* **What this task involves**: Reproduce the records below in their entirety, character for character.

## begin Data shown

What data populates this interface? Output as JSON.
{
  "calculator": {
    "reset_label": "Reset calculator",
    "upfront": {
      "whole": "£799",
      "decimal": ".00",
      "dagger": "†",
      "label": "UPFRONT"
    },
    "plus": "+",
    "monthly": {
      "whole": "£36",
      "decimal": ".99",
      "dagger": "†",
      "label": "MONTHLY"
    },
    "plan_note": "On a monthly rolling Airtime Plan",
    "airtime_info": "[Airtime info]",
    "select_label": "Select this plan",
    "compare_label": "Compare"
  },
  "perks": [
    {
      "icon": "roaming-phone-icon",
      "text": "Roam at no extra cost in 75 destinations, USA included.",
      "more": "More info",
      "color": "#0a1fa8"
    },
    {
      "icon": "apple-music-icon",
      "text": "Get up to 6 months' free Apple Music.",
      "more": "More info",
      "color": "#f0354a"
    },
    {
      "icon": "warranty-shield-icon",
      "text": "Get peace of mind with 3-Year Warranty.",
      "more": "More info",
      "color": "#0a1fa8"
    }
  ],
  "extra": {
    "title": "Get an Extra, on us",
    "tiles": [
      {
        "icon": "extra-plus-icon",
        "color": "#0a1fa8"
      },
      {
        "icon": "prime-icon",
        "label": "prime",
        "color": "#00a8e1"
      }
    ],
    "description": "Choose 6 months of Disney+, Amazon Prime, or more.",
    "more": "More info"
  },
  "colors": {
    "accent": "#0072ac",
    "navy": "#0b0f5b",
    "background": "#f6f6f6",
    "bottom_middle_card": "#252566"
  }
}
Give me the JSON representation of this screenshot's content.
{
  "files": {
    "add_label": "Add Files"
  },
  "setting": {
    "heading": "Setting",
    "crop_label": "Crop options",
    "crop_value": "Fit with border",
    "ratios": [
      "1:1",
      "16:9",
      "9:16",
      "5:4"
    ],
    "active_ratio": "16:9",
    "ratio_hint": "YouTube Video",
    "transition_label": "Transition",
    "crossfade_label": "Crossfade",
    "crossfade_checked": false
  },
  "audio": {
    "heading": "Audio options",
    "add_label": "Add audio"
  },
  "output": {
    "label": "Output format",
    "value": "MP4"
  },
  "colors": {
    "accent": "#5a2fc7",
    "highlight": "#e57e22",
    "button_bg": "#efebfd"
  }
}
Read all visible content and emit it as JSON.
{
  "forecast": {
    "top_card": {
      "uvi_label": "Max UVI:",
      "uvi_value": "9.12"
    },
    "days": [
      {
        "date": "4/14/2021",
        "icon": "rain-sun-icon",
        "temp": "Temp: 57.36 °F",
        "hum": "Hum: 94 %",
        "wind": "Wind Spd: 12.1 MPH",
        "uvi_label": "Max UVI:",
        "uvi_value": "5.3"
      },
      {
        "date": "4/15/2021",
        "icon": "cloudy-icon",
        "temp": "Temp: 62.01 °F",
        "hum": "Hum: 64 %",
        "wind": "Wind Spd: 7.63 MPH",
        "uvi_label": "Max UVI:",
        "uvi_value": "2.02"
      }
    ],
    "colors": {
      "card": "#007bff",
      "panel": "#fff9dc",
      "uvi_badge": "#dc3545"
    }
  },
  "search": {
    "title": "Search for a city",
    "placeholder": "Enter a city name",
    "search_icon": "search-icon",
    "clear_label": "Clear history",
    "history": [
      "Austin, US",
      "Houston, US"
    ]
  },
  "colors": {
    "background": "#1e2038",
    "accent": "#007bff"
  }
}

## end Data shown

* **Task answer**:
What data populates this interface? Output as JSON.
{
  "calculator": {
    "reset_label": "Reset calculator",
    "upfront": {
      "whole": "£799",
      "decimal": ".00",
      "dagger": "†",
      "label": "UPFRONT"
    },
    "plus": "+",
    "monthly": {
      "whole": "£36",
      "decimal": ".99",
      "dagger": "†",
      "label": "MONTHLY"
    },
    "plan_note": "On a monthly rolling Airtime Plan",
    "airtime_info": "[Airtime info]",
    "select_label": "Select this plan",
    "compare_label": "Compare"
  },
  "perks": [
    {
      "icon": "roaming-phone-icon",
      "text": "Roam at no extra cost in 75 destinations, USA included.",
      "more": "More info",
      "color": "#0a1fa8"
    },
    {
      "icon": "apple-music-icon",
      "text": "Get up to 6 months' free Apple Music.",
      "more": "More info",
      "color": "#f0354a"
    },
    {
      "icon": "warranty-shield-icon",
      "text": "Get peace of mind with 3-Year Warranty.",
      "more": "More info",
      "color": "#0a1fa8"
    }
  ],
  "extra": {
    "title": "Get an Extra, on us",
    "tiles": [
      {
        "icon": "extra-plus-icon",
        "color": "#0a1fa8"
      },
      {
        "icon": "prime-icon",
        "label": "prime",
        "color": "#00a8e1"
      }
    ],
    "description": "Choose 6 months of Disney+, Amazon Prime, or more.",
    "more": "More info"
  },
  "colors": {
    "accent": "#0072ac",
    "navy": "#0b0f5b",
    "background": "#f6f6f6",
    "bottom_middle_card": "#252566"
  }
}
Give me the JSON representation of this screenshot's content.
{
  "files": {
    "add_label": "Add Files"
  },
  "setting": {
    "heading": "Setting",
    "crop_label": "Crop options",
    "crop_value": "Fit with border",
    "ratios": [
      "1:1",
      "16:9",
      "9:16",
      "5:4"
    ],
    "active_ratio": "16:9",
    "ratio_hint": "YouTube Video",
    "transition_label": "Transition",
    "crossfade_label": "Crossfade",
    "crossfade_checked": false
  },
  "audio": {
    "heading": "Audio options",
    "add_label": "Add audio"
  },
  "output": {
    "label": "Output format",
    "value": "MP4"
  },
  "colors": {
    "accent": "#5a2fc7",
    "highlight": "#e57e22",
    "button_bg": "#efebfd"
  }
}
Read all visible content and emit it as JSON.
{
  "forecast": {
    "top_card": {
      "uvi_label": "Max UVI:",
      "uvi_value": "9.12"
    },
    "days": [
      {
        "date": "4/14/2021",
        "icon": "rain-sun-icon",
        "temp": "Temp: 57.36 °F",
        "hum": "Hum: 94 %",
        "wind": "Wind Spd: 12.1 MPH",
        "uvi_label": "Max UVI:",
        "uvi_value": "5.3"
      },
      {
        "date": "4/15/2021",
        "icon": "cloudy-icon",
        "temp": "Temp: 62.01 °F",
        "hum": "Hum: 64 %",
        "wind": "Wind Spd: 7.63 MPH",
        "uvi_label": "Max UVI:",
        "uvi_value": "2.02"
      }
    ],
    "colors": {
      "card": "#007bff",
      "panel": "#fff9dc",
      "uvi_badge": "#dc3545"
    }
  },
  "search": {
    "title": "Search for a city",
    "placeholder": "Enter a city name",
    "search_icon": "search-icon",
    "clear_label": "Clear history",
    "history": [
      "Austin, US",
      "Houston, US"
    ]
  },
  "colors": {
    "background": "#1e2038",
    "accent": "#007bff"
  }
}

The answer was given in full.